"""
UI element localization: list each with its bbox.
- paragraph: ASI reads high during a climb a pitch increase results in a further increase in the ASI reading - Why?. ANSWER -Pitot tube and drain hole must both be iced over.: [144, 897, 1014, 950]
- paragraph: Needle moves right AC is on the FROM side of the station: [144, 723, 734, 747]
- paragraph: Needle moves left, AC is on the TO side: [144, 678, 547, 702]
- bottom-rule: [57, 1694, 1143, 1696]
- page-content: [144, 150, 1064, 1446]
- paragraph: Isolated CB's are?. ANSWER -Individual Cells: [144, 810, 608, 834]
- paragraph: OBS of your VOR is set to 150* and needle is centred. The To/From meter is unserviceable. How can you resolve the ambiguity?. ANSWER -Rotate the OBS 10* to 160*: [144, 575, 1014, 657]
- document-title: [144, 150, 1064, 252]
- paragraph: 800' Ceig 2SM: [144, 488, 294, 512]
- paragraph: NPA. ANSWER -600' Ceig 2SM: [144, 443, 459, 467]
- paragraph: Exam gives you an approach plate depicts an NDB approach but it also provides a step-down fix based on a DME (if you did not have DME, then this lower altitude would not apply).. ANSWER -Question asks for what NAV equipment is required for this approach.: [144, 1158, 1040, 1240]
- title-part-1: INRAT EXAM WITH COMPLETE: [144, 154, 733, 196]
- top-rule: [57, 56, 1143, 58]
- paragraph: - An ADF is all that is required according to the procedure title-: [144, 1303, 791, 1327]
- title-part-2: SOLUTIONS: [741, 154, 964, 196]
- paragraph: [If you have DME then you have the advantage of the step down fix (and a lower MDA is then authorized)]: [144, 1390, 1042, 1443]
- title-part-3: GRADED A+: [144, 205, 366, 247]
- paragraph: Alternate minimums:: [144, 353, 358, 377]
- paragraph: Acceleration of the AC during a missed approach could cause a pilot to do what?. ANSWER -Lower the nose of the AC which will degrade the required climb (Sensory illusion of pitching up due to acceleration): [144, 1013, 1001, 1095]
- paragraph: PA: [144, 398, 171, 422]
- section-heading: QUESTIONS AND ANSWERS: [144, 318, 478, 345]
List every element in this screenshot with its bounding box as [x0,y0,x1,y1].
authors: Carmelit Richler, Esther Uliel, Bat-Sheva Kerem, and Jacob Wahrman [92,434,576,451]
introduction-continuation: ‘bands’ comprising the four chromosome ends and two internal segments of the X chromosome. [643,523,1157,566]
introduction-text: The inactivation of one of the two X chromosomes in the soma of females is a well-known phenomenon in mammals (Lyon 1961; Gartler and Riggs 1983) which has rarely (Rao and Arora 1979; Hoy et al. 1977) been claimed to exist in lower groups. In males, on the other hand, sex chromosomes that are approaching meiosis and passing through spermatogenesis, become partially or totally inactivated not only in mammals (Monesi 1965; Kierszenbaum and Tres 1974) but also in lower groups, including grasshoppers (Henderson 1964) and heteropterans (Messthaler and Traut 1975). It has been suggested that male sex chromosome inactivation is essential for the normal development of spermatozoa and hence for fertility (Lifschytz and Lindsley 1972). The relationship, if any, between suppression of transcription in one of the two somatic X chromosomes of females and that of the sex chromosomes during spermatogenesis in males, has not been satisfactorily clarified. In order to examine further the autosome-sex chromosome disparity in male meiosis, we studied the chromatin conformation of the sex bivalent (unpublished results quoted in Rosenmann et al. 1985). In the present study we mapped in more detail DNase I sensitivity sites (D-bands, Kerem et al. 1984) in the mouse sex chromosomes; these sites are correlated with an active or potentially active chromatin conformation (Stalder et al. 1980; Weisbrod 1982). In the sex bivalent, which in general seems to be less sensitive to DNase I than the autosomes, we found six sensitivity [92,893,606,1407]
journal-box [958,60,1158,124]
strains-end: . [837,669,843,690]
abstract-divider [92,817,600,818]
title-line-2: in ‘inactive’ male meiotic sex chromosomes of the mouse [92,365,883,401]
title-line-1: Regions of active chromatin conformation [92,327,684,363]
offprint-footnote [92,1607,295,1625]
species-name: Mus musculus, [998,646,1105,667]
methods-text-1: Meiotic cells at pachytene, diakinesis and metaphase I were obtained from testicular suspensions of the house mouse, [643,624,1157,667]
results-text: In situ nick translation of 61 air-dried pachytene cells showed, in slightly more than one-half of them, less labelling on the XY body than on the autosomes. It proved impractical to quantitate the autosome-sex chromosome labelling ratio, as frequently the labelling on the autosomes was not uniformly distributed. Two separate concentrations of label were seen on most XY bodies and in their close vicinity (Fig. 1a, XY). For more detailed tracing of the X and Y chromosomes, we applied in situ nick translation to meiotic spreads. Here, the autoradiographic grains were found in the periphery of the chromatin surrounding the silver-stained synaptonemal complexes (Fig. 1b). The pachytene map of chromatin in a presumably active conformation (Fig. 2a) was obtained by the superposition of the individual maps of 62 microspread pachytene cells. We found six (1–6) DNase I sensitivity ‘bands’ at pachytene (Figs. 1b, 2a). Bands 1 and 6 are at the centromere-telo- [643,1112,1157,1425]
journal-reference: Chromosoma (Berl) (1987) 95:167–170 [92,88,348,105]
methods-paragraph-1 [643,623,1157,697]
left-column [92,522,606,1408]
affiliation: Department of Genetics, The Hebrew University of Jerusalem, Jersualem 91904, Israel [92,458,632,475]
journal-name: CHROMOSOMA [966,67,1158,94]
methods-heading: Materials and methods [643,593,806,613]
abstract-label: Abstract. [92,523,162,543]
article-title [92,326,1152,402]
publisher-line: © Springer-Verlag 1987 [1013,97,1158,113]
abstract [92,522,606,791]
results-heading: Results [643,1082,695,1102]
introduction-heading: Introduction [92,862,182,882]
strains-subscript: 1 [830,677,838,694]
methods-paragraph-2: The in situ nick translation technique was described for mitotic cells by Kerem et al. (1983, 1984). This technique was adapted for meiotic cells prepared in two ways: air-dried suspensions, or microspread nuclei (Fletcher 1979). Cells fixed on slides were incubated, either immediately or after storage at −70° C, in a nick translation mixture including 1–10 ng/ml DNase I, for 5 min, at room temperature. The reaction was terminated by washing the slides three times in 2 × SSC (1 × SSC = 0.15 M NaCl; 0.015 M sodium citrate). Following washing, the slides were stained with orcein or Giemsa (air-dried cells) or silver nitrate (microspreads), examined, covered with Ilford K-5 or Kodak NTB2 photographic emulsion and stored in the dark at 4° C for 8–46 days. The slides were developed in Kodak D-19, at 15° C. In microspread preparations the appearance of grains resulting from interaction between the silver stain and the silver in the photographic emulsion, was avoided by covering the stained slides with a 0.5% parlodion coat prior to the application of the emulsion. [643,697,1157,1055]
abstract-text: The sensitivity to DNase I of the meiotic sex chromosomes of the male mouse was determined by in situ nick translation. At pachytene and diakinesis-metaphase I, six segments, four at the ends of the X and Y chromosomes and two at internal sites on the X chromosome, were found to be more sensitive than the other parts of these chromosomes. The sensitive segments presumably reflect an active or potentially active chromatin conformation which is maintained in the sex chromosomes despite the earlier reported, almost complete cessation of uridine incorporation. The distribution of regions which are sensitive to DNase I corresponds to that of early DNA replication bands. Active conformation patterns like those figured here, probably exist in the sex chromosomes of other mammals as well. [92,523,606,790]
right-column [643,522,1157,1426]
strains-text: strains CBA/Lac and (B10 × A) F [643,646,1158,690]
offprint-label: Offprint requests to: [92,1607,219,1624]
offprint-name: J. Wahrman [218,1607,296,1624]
"""
WHAT TO PRODUCE: Print the entire set of records again, exactly.

EXERCISE RESPONSE:
UI element localization: list each with its bbox.
- paragraph: ASI reads high during a climb a pitch increase results in a further increase in the ASI reading - Why?. ANSWER -Pitot tube and drain hole must both be iced over.: [144, 897, 1014, 950]
- paragraph: Needle moves right AC is on the FROM side of the station: [144, 723, 734, 747]
- paragraph: Needle moves left, AC is on the TO side: [144, 678, 547, 702]
- bottom-rule: [57, 1694, 1143, 1696]
- page-content: [144, 150, 1064, 1446]
- paragraph: Isolated CB's are?. ANSWER -Individual Cells: [144, 810, 608, 834]
- paragraph: OBS of your VOR is set to 150* and needle is centred. The To/From meter is unserviceable. How can you resolve the ambiguity?. ANSWER -Rotate the OBS 10* to 160*: [144, 575, 1014, 657]
- document-title: [144, 150, 1064, 252]
- paragraph: 800' Ceig 2SM: [144, 488, 294, 512]
- paragraph: NPA. ANSWER -600' Ceig 2SM: [144, 443, 459, 467]
- paragraph: Exam gives you an approach plate depicts an NDB approach but it also provides a step-down fix based on a DME (if you did not have DME, then this lower altitude would not apply).. ANSWER -Question asks for what NAV equipment is required for this approach.: [144, 1158, 1040, 1240]
- title-part-1: INRAT EXAM WITH COMPLETE: [144, 154, 733, 196]
- top-rule: [57, 56, 1143, 58]
- paragraph: - An ADF is all that is required according to the procedure title-: [144, 1303, 791, 1327]
- title-part-2: SOLUTIONS: [741, 154, 964, 196]
- paragraph: [If you have DME then you have the advantage of the step down fix (and a lower MDA is then authorized)]: [144, 1390, 1042, 1443]
- title-part-3: GRADED A+: [144, 205, 366, 247]
- paragraph: Alternate minimums:: [144, 353, 358, 377]
- paragraph: Acceleration of the AC during a missed approach could cause a pilot to do what?. ANSWER -Lower the nose of the AC which will degrade the required climb (Sensory illusion of pitching up due to acceleration): [144, 1013, 1001, 1095]
- paragraph: PA: [144, 398, 171, 422]
- section-heading: QUESTIONS AND ANSWERS: [144, 318, 478, 345]
List every element in this screenshot with its bounding box as [x0,y0,x1,y1].
authors: Carmelit Richler, Esther Uliel, Bat-Sheva Kerem, and Jacob Wahrman [92,434,576,451]
introduction-continuation: ‘bands’ comprising the four chromosome ends and two internal segments of the X chromosome. [643,523,1157,566]
introduction-text: The inactivation of one of the two X chromosomes in the soma of females is a well-known phenomenon in mammals (Lyon 1961; Gartler and Riggs 1983) which has rarely (Rao and Arora 1979; Hoy et al. 1977) been claimed to exist in lower groups. In males, on the other hand, sex chromosomes that are approaching meiosis and passing through spermatogenesis, become partially or totally inactivated not only in mammals (Monesi 1965; Kierszenbaum and Tres 1974) but also in lower groups, including grasshoppers (Henderson 1964) and heteropterans (Messthaler and Traut 1975). It has been suggested that male sex chromosome inactivation is essential for the normal development of spermatozoa and hence for fertility (Lifschytz and Lindsley 1972). The relationship, if any, between suppression of transcription in one of the two somatic X chromosomes of females and that of the sex chromosomes during spermatogenesis in males, has not been satisfactorily clarified. In order to examine further the autosome-sex chromosome disparity in male meiosis, we studied the chromatin conformation of the sex bivalent (unpublished results quoted in Rosenmann et al. 1985). In the present study we mapped in more detail DNase I sensitivity sites (D-bands, Kerem et al. 1984) in the mouse sex chromosomes; these sites are correlated with an active or potentially active chromatin conformation (Stalder et al. 1980; Weisbrod 1982). In the sex bivalent, which in general seems to be less sensitive to DNase I than the autosomes, we found six sensitivity [92,893,606,1407]
journal-box [958,60,1158,124]
strains-end: . [837,669,843,690]
abstract-divider [92,817,600,818]
title-line-2: in ‘inactive’ male meiotic sex chromosomes of the mouse [92,365,883,401]
title-line-1: Regions of active chromatin conformation [92,327,684,363]
offprint-footnote [92,1607,295,1625]
species-name: Mus musculus, [998,646,1105,667]
methods-text-1: Meiotic cells at pachytene, diakinesis and metaphase I were obtained from testicular suspensions of the house mouse, [643,624,1157,667]
results-text: In situ nick translation of 61 air-dried pachytene cells showed, in slightly more than one-half of them, less labelling on the XY body than on the autosomes. It proved impractical to quantitate the autosome-sex chromosome labelling ratio, as frequently the labelling on the autosomes was not uniformly distributed. Two separate concentrations of label were seen on most XY bodies and in their close vicinity (Fig. 1a, XY). For more detailed tracing of the X and Y chromosomes, we applied in situ nick translation to meiotic spreads. Here, the autoradiographic grains were found in the periphery of the chromatin surrounding the silver-stained synaptonemal complexes (Fig. 1b). The pachytene map of chromatin in a presumably active conformation (Fig. 2a) was obtained by the superposition of the individual maps of 62 microspread pachytene cells. We found six (1–6) DNase I sensitivity ‘bands’ at pachytene (Figs. 1b, 2a). Bands 1 and 6 are at the centromere-telo- [643,1112,1157,1425]
journal-reference: Chromosoma (Berl) (1987) 95:167–170 [92,88,348,105]
methods-paragraph-1 [643,623,1157,697]
left-column [92,522,606,1408]
affiliation: Department of Genetics, The Hebrew University of Jerusalem, Jersualem 91904, Israel [92,458,632,475]
journal-name: CHROMOSOMA [966,67,1158,94]
methods-heading: Materials and methods [643,593,806,613]
abstract-label: Abstract. [92,523,162,543]
article-title [92,326,1152,402]
publisher-line: © Springer-Verlag 1987 [1013,97,1158,113]
abstract [92,522,606,791]
results-heading: Results [643,1082,695,1102]
introduction-heading: Introduction [92,862,182,882]
strains-subscript: 1 [830,677,838,694]
methods-paragraph-2: The in situ nick translation technique was described for mitotic cells by Kerem et al. (1983, 1984). This technique was adapted for meiotic cells prepared in two ways: air-dried suspensions, or microspread nuclei (Fletcher 1979). Cells fixed on slides were incubated, either immediately or after storage at −70° C, in a nick translation mixture including 1–10 ng/ml DNase I, for 5 min, at room temperature. The reaction was terminated by washing the slides three times in 2 × SSC (1 × SSC = 0.15 M NaCl; 0.015 M sodium citrate). Following washing, the slides were stained with orcein or Giemsa (air-dried cells) or silver nitrate (microspreads), examined, covered with Ilford K-5 or Kodak NTB2 photographic emulsion and stored in the dark at 4° C for 8–46 days. The slides were developed in Kodak D-19, at 15° C. In microspread preparations the appearance of grains resulting from interaction between the silver stain and the silver in the photographic emulsion, was avoided by covering the stained slides with a 0.5% parlodion coat prior to the application of the emulsion. [643,697,1157,1055]
abstract-text: The sensitivity to DNase I of the meiotic sex chromosomes of the male mouse was determined by in situ nick translation. At pachytene and diakinesis-metaphase I, six segments, four at the ends of the X and Y chromosomes and two at internal sites on the X chromosome, were found to be more sensitive than the other parts of these chromosomes. The sensitive segments presumably reflect an active or potentially active chromatin conformation which is maintained in the sex chromosomes despite the earlier reported, almost complete cessation of uridine incorporation. The distribution of regions which are sensitive to DNase I corresponds to that of early DNA replication bands. Active conformation patterns like those figured here, probably exist in the sex chromosomes of other mammals as well. [92,523,606,790]
right-column [643,522,1157,1426]
strains-text: strains CBA/Lac and (B10 × A) F [643,646,1158,690]
offprint-label: Offprint requests to: [92,1607,219,1624]
offprint-name: J. Wahrman [218,1607,296,1624]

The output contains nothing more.